Exercise description: Please continue the newspaper excerpt below about SeeClickFix and government responsiveness in Connecticut, starting after its final sentence.

Document passage:
[Excerpt from 4/16/18 Connecticut Post article by Dan Haar]

When I met Ben Berkowitz in a New Haven cafe to talk about the SeeClickFix platform his company developed, I figured we’d walk around the neighborhood so I could see how the app worked. The app guides users to report problems such as broken curbs and illegal dumping to a city or town. The municipality, in this case New Haven, can then communicate back to users through email directed by the app. ....

But this story isn’t really about SeeClickFix, which just launched its fifth software version and is almost, but not quite, consistently generating net cash profits. It’s about the desperate need for public agencies to be more responsive to residents and businesses while cutting costs — in some cases, while eliminating jobs.

A growing body of research shows the importance of civic links, including a study just this year based on Connecticut data, which concluded, “adults who are connected to and trusting in the place where they live are more likely to be satisfied with their lives.”

That study, based on a massive 2015 survey done for DataHaven, reported that “only 10 percent of Connecticut residents reported feeling that government responsiveness was ‘excellent.’ ”

Data extract:
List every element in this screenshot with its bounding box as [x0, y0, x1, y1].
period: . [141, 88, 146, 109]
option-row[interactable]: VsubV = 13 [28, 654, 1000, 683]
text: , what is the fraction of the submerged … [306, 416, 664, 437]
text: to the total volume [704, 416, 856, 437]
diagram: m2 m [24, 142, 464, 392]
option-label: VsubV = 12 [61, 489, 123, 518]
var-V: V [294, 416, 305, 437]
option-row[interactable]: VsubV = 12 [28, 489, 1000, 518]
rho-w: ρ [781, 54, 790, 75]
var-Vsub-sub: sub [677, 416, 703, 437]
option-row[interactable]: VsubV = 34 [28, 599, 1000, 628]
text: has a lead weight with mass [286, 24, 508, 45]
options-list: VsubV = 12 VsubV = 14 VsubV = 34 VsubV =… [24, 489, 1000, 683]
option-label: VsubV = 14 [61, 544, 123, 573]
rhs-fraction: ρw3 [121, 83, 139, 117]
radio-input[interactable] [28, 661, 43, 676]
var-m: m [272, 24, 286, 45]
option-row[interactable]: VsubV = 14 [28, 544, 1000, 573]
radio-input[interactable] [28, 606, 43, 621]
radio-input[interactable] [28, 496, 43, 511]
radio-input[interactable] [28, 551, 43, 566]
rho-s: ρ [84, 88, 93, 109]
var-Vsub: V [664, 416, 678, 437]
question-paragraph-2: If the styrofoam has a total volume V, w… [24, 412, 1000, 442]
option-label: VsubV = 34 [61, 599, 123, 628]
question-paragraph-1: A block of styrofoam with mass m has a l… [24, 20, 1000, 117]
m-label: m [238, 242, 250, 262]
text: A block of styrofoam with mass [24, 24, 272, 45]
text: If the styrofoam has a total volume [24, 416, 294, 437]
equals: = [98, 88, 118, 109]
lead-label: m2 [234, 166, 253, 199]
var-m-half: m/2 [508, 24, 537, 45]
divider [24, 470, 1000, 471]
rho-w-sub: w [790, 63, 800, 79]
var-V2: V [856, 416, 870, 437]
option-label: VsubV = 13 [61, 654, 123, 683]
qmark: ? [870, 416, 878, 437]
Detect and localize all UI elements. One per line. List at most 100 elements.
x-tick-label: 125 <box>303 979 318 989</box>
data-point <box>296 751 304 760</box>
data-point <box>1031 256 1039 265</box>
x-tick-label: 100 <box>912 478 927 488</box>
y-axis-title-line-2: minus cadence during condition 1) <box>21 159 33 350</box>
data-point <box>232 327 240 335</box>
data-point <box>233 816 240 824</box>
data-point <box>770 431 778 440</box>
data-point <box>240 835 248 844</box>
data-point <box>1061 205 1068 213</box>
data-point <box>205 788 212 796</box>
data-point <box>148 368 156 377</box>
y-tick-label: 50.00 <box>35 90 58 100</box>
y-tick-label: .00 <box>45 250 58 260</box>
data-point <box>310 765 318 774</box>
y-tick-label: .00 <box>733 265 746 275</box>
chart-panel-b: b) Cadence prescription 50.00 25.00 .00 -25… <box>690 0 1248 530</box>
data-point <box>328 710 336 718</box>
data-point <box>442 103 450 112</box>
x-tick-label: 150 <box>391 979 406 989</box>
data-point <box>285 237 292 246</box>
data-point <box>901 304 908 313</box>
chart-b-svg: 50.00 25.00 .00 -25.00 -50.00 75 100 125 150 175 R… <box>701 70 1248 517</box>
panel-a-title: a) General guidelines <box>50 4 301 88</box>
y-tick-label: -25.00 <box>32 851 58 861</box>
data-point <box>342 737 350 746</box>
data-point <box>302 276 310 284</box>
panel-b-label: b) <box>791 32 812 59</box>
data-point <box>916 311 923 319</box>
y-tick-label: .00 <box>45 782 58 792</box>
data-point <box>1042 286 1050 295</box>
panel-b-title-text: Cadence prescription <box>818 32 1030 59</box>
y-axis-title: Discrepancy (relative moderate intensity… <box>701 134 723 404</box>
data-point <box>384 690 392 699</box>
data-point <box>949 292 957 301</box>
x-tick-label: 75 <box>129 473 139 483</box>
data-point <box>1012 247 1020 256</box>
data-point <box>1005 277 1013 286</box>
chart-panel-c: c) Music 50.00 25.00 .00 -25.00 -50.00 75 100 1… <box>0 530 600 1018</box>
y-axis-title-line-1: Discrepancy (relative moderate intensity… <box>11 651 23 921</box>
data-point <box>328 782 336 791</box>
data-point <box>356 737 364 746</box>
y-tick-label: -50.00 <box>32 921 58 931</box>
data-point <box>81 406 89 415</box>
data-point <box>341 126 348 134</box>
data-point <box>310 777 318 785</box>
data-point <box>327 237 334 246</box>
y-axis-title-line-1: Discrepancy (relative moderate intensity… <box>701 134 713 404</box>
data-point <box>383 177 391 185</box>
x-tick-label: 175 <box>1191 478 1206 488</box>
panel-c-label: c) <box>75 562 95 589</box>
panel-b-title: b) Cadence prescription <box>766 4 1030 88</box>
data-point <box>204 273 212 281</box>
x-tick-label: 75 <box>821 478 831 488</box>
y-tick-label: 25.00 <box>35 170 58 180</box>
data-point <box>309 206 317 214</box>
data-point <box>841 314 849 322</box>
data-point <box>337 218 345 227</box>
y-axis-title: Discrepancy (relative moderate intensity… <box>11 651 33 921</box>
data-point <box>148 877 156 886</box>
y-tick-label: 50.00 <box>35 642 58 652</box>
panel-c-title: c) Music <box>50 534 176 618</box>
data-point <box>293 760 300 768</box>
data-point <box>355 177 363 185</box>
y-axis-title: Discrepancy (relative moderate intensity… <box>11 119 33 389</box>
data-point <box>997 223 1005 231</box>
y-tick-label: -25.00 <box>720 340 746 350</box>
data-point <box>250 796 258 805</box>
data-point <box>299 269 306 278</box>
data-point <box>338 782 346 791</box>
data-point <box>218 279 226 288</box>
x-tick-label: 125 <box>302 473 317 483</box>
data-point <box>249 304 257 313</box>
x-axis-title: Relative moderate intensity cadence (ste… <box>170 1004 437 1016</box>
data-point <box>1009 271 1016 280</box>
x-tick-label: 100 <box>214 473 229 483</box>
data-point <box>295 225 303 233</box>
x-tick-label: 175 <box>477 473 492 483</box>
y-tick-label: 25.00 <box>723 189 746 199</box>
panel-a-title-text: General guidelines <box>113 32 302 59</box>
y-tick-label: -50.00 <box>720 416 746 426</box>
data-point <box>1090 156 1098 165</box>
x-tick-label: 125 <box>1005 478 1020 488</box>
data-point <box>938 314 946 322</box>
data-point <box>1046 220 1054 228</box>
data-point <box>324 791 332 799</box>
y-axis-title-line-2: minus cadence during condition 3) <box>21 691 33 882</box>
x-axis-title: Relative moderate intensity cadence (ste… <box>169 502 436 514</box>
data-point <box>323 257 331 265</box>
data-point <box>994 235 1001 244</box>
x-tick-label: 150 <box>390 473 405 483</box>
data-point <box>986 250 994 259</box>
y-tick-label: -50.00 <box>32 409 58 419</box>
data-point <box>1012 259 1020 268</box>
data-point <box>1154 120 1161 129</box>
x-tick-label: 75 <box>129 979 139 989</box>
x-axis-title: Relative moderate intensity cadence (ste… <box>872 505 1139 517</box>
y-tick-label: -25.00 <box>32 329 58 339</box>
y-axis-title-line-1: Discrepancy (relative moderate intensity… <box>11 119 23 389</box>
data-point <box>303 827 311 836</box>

Response:
That’s where SeeClickFix comes in, using Google mapping data and smartphone technology to let city workers connect with residents — and each other. Think Uber and Lyft, but instead of one transaction it manages workflow and communication for ongoing issues across many departments — code enforcement, snow removal, traffic management and so on.

“This is our 311 system,” said Tom Gaudett, who heads up special projects in the office of Bridgeport Mayor Joe Ganim.

In that city, it’s branded as Brideport 311, and if someone calls in, the city worker uses the same SeeClickFix platform. “It is THE city’s tool” for input from residents, Gaudett said. “It allows us to do more with less.”

It also lets Ganim’s office see how the various city departments are performing.